» Written problem
Please print every record below exactly as it appears.
─── Excerpted data
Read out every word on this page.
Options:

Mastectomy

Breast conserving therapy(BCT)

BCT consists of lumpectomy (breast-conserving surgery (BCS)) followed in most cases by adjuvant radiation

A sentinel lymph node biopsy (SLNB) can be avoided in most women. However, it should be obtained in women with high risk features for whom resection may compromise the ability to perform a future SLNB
──────
» Response to this exercise
Read out every word on this page.
Options:

Mastectomy

Breast conserving therapy(BCT)

BCT consists of lumpectomy (breast-conserving surgery (BCS)) followed in most cases by adjuvant radiation

A sentinel lymph node biopsy (SLNB) can be avoided in most women. However, it should be obtained in women with high risk features for whom resection may compromise the ability to perform a future SLNB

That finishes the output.